Problem to work on:
Please give the entries below as a numbered list, from the line containing "Extract all elements" up to and including the line containing "687, 832, 717]", with blank lines and pictures left out.

Material for the task:
* START *
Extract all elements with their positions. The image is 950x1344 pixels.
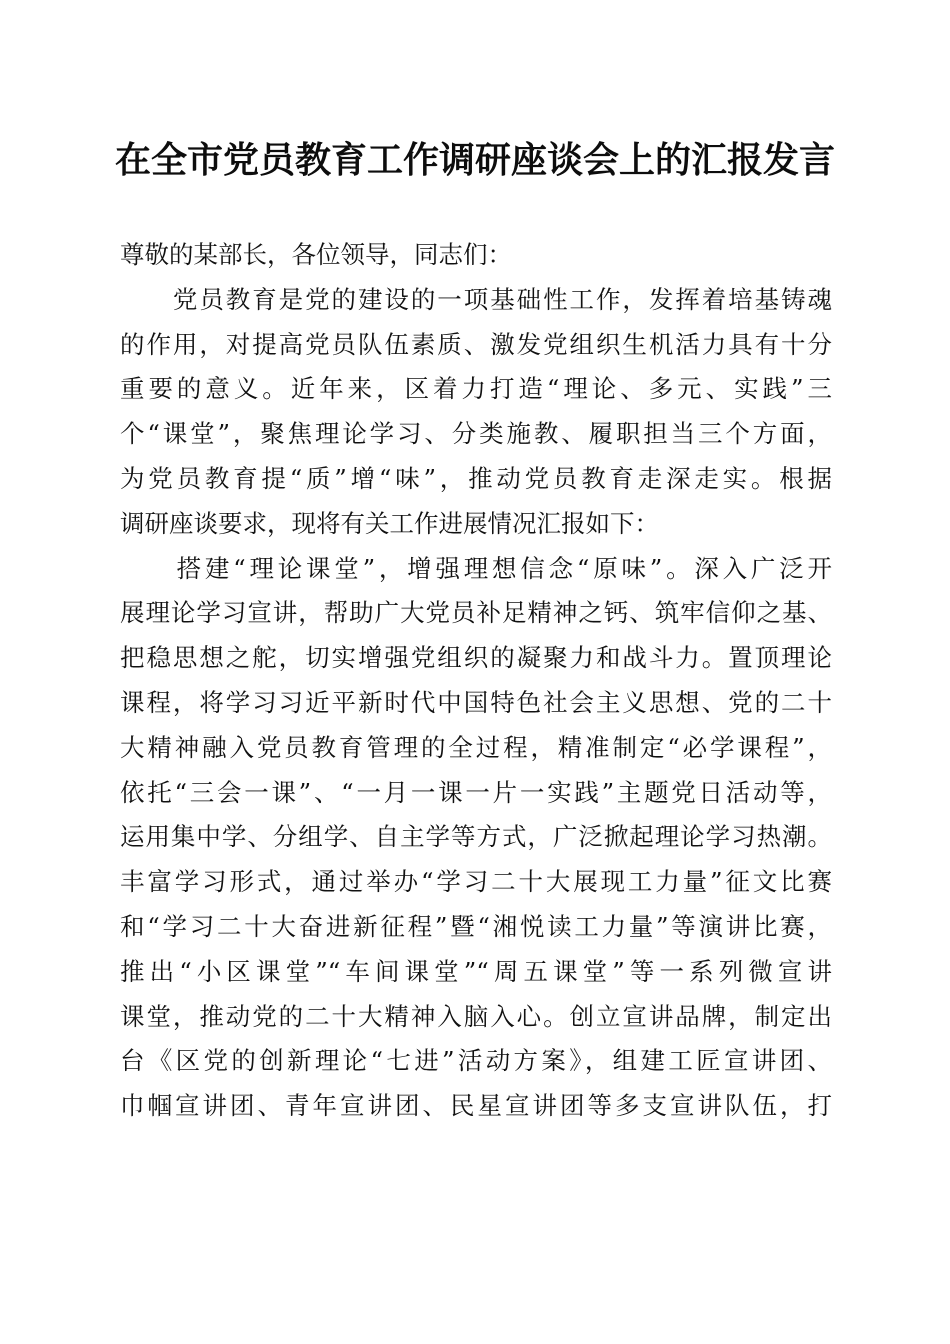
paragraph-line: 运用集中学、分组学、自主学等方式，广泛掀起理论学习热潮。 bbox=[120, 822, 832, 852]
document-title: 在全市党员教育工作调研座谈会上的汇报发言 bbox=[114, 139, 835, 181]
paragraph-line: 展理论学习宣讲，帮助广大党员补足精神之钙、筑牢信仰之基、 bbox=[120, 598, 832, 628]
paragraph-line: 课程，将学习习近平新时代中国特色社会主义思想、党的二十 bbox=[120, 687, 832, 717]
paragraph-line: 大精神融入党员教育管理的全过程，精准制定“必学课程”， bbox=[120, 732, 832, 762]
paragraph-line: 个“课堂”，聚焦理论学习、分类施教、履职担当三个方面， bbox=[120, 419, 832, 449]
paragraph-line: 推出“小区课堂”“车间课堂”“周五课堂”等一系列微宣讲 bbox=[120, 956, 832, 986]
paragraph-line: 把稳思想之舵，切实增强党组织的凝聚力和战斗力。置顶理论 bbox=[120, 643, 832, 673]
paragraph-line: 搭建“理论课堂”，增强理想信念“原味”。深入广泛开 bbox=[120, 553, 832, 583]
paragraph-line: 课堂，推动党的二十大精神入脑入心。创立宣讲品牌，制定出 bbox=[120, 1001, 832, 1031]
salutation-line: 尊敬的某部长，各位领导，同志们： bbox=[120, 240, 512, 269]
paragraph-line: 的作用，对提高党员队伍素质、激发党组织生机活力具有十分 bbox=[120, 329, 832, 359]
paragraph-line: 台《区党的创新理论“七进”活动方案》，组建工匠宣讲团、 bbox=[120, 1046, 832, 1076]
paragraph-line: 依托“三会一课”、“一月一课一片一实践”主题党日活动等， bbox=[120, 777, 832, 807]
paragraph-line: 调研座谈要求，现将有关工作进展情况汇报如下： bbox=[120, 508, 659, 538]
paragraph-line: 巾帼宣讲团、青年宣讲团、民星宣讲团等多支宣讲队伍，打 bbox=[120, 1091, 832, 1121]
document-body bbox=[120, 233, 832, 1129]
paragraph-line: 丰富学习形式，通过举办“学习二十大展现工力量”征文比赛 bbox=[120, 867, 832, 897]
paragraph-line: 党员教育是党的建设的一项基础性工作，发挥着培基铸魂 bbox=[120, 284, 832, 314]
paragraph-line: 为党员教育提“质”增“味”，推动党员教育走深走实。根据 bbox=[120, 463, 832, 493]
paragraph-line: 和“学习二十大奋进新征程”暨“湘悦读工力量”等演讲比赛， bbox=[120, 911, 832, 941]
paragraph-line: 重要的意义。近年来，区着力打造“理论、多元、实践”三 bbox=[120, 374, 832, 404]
* END *
* START *
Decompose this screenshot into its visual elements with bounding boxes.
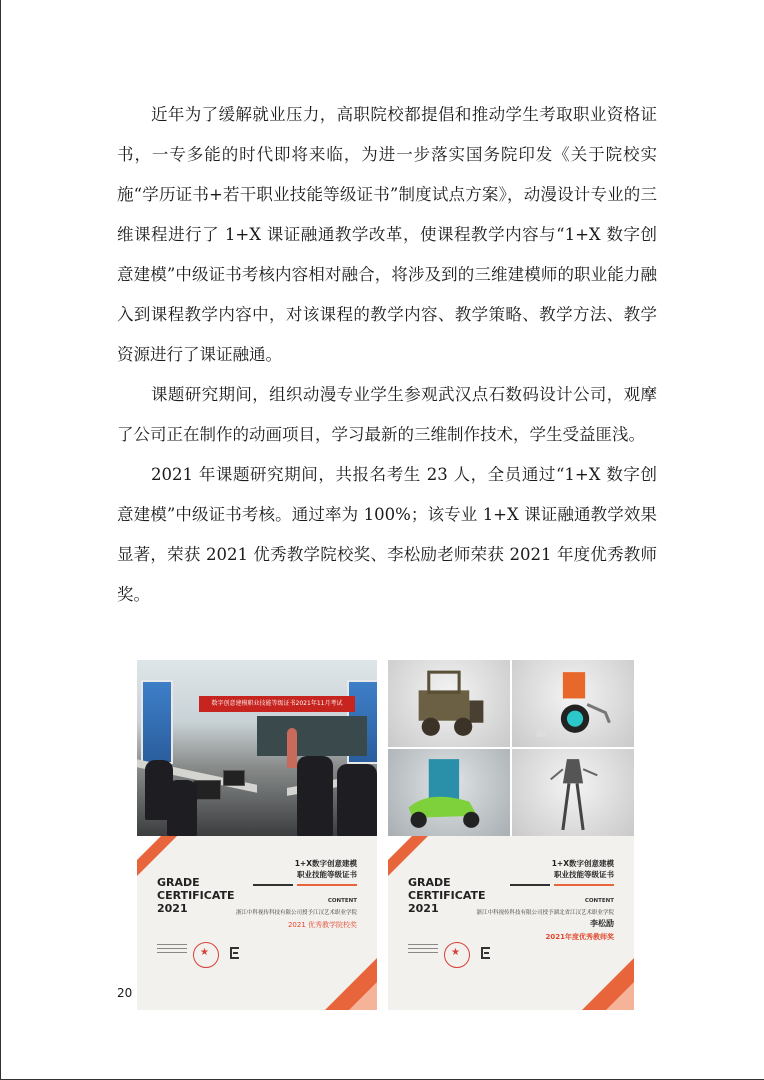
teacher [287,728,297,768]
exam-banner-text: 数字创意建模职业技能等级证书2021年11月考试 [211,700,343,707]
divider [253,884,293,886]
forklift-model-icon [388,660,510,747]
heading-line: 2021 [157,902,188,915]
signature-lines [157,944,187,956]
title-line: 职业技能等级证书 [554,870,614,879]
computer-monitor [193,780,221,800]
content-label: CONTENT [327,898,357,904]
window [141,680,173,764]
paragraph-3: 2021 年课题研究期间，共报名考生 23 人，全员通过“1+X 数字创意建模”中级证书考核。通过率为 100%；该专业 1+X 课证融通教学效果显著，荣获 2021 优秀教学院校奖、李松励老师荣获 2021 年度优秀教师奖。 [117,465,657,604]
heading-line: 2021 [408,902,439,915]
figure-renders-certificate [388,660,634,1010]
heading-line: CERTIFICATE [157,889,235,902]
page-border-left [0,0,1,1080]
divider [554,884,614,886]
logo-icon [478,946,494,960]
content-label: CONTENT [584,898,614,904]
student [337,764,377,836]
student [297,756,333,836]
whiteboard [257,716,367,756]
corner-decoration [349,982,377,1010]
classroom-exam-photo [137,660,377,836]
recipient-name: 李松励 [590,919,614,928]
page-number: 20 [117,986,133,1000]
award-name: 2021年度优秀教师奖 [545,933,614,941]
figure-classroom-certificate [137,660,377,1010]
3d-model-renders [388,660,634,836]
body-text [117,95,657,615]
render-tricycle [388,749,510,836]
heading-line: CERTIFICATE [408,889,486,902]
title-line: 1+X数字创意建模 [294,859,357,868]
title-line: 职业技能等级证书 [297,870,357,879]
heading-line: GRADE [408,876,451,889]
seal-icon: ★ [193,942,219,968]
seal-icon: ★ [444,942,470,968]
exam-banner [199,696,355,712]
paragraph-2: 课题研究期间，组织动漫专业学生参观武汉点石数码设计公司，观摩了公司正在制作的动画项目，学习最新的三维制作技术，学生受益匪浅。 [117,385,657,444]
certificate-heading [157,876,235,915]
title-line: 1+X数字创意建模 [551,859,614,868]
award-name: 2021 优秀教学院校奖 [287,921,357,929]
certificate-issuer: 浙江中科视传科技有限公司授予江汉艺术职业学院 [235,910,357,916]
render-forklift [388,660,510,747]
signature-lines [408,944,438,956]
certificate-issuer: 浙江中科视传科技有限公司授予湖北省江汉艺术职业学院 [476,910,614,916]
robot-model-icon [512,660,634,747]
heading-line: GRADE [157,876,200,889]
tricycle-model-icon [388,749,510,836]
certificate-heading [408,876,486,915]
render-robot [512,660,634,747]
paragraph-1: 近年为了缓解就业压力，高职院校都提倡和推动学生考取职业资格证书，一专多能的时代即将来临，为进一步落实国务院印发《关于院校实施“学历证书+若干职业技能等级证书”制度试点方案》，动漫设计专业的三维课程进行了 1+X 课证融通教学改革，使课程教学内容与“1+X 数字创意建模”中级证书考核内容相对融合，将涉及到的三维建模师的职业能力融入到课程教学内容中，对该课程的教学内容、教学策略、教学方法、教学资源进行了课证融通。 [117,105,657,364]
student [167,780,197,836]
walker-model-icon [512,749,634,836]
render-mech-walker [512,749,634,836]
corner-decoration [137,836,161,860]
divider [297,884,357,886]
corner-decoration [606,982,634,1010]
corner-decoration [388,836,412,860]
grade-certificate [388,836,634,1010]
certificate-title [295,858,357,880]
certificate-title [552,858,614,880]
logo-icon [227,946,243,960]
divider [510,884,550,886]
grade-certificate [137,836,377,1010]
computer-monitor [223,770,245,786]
* END *
* START *
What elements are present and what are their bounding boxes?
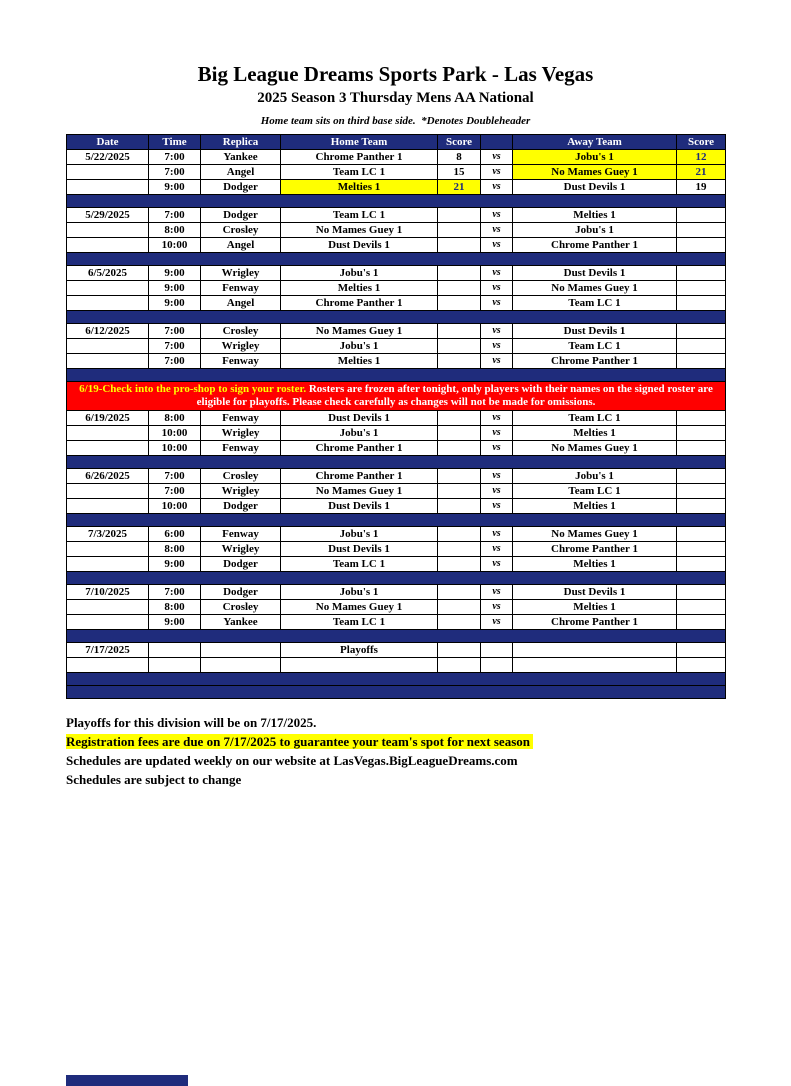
* END *
Final result:
1. Extract all elements with their positions. The image is 950x1344 pixels.
2. paragraph-line: 运用集中学、分组学、自主学等方式，广泛掀起理论学习热潮。 bbox=[120, 822, 832, 852]
3. document-title: 在全市党员教育工作调研座谈会上的汇报发言 bbox=[114, 139, 835, 181]
4. paragraph-line: 展理论学习宣讲，帮助广大党员补足精神之钙、筑牢信仰之基、 bbox=[120, 598, 832, 628]
5. paragraph-line: 课程，将学习习近平新时代中国特色社会主义思想、党的二十 bbox=[120, 687, 832, 717]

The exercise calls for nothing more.